(Dataset records)
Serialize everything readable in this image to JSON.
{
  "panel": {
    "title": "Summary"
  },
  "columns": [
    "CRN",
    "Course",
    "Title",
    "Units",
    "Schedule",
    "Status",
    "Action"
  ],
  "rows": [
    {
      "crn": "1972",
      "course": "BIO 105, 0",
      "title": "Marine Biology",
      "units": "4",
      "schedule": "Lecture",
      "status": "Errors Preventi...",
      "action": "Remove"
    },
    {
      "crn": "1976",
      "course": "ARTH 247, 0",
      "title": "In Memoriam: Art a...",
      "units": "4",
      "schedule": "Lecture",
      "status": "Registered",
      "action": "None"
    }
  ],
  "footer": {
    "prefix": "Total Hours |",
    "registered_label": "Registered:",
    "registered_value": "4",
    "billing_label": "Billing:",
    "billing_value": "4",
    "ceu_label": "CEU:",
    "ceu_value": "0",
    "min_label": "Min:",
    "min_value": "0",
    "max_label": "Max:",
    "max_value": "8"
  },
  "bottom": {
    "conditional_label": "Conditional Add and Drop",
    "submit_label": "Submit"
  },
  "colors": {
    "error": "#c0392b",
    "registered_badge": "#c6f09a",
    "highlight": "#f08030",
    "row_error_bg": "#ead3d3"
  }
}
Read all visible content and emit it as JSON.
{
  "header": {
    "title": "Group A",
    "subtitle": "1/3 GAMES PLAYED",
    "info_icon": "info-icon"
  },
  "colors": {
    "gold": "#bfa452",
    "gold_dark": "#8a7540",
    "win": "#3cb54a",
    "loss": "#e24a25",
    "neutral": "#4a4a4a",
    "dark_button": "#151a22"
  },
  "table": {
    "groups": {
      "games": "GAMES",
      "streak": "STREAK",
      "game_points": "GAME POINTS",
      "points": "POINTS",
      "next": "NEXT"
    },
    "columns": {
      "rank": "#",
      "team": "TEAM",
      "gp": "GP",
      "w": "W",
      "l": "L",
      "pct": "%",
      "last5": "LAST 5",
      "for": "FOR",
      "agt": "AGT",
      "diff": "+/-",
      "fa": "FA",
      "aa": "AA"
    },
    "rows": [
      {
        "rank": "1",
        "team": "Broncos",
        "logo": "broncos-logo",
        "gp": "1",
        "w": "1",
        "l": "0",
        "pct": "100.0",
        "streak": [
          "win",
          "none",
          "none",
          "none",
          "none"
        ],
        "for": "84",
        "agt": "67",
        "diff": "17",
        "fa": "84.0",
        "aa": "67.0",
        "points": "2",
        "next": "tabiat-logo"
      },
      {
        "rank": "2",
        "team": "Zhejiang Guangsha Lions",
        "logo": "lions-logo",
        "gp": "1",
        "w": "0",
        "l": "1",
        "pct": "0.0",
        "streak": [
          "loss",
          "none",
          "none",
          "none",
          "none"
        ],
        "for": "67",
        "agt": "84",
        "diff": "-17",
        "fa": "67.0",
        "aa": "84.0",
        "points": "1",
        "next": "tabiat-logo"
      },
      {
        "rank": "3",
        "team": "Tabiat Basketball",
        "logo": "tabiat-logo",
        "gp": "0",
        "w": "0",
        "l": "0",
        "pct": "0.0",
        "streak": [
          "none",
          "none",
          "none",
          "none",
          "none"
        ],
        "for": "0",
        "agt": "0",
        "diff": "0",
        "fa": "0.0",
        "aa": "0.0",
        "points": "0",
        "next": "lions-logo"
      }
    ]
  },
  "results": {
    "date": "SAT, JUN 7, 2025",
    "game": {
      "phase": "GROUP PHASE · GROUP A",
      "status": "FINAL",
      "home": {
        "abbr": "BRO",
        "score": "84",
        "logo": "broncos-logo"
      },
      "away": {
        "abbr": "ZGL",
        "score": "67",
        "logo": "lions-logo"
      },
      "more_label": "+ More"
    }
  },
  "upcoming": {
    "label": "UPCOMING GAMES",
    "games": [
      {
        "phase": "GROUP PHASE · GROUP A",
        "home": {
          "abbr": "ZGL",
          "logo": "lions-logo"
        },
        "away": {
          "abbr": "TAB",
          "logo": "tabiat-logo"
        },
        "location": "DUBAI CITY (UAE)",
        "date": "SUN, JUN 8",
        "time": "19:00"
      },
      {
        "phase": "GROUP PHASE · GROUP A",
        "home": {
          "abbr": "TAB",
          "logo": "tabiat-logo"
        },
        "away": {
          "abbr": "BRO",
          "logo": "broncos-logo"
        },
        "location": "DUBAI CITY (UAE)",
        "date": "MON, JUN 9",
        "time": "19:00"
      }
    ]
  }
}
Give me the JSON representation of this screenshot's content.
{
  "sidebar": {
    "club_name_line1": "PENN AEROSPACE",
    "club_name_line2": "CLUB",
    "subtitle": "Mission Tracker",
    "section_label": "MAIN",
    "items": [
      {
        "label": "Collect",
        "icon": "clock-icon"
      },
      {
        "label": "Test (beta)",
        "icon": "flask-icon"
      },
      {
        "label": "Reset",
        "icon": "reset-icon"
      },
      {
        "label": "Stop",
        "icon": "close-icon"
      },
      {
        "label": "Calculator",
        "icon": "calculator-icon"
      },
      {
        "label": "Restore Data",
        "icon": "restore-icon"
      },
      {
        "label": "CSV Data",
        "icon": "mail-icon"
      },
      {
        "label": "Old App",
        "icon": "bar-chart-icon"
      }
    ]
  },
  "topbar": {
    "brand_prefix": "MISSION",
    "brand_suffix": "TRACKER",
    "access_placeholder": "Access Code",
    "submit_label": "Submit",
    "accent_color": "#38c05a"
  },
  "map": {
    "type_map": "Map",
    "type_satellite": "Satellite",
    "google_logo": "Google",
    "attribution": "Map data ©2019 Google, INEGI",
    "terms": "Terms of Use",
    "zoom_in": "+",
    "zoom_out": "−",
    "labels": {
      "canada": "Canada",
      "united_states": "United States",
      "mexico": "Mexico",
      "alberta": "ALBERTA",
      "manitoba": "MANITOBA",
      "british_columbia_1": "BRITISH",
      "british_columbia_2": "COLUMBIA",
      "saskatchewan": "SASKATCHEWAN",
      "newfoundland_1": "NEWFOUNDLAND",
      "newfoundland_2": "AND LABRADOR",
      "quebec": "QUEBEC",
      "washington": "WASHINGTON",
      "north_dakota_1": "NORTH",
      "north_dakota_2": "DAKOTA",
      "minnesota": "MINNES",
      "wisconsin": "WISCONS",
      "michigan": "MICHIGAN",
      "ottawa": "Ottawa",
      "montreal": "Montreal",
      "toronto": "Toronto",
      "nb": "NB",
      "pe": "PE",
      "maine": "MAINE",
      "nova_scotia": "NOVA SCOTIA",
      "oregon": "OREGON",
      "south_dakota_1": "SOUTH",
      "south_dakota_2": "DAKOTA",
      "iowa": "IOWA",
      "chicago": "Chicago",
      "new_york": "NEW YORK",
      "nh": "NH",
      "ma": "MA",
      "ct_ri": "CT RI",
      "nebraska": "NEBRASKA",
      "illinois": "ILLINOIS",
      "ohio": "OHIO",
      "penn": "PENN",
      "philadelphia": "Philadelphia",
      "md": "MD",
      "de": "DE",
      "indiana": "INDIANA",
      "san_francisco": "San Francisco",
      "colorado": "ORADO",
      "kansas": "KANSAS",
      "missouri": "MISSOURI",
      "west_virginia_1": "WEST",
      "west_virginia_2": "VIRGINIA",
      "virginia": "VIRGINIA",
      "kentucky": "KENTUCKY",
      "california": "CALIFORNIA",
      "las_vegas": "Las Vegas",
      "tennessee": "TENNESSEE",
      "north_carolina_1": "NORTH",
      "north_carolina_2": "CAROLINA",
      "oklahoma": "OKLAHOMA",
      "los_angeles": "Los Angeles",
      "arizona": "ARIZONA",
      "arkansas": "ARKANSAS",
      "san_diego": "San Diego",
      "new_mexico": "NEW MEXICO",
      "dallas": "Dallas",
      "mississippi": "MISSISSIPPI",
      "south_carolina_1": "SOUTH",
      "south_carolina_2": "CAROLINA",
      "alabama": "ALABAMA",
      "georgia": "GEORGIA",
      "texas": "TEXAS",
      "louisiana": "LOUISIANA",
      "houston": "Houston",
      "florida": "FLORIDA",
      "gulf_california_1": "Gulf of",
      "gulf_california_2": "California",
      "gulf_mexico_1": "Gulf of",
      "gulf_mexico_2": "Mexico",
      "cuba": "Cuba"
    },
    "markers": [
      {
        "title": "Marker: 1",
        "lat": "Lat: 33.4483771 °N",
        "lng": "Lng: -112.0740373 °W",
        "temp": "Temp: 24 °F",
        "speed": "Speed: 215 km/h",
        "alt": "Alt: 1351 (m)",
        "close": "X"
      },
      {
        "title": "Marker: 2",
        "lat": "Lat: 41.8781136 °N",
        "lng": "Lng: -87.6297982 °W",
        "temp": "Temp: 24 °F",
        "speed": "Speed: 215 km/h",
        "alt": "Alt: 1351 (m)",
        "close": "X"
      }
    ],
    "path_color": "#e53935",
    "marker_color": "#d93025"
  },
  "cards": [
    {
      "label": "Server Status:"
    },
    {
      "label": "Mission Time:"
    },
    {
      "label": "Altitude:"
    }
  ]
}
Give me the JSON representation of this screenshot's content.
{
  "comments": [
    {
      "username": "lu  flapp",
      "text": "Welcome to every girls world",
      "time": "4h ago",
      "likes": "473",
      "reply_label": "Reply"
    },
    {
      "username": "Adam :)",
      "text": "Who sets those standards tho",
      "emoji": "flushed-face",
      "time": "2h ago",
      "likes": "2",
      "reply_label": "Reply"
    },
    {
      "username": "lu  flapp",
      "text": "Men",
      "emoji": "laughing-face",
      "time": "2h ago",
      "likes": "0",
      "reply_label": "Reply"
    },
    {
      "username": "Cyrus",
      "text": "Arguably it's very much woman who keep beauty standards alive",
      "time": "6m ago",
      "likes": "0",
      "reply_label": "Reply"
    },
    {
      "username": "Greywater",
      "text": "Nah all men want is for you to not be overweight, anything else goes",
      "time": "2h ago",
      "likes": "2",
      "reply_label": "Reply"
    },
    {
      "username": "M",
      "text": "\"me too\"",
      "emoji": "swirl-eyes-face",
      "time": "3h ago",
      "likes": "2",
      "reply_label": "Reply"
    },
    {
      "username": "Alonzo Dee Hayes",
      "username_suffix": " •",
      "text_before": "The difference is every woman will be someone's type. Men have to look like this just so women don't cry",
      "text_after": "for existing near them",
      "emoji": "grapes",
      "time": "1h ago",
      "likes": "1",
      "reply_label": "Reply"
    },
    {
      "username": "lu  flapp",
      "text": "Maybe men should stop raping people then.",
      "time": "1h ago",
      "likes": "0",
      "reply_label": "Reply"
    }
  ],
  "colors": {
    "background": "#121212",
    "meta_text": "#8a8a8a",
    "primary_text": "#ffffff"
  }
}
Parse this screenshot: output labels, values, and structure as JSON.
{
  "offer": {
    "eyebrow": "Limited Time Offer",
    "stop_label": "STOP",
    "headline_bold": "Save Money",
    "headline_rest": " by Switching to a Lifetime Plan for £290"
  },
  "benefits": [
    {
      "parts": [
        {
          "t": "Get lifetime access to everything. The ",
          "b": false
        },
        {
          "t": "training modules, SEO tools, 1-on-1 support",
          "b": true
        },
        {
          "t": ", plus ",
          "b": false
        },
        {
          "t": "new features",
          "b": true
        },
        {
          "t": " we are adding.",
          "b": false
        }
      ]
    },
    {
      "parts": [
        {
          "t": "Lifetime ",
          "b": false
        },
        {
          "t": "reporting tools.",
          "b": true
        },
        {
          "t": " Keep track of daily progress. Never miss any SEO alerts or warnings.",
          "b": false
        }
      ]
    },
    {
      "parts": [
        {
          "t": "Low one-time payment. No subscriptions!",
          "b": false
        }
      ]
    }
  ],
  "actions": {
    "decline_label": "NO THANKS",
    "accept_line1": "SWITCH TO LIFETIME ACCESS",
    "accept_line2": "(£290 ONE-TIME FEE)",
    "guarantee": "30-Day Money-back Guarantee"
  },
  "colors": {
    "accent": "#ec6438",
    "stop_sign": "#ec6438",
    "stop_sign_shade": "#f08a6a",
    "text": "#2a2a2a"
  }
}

## TASK TO COMPLETE
State how many lines above include the word "this", and nothing more.

## OUTPUT
5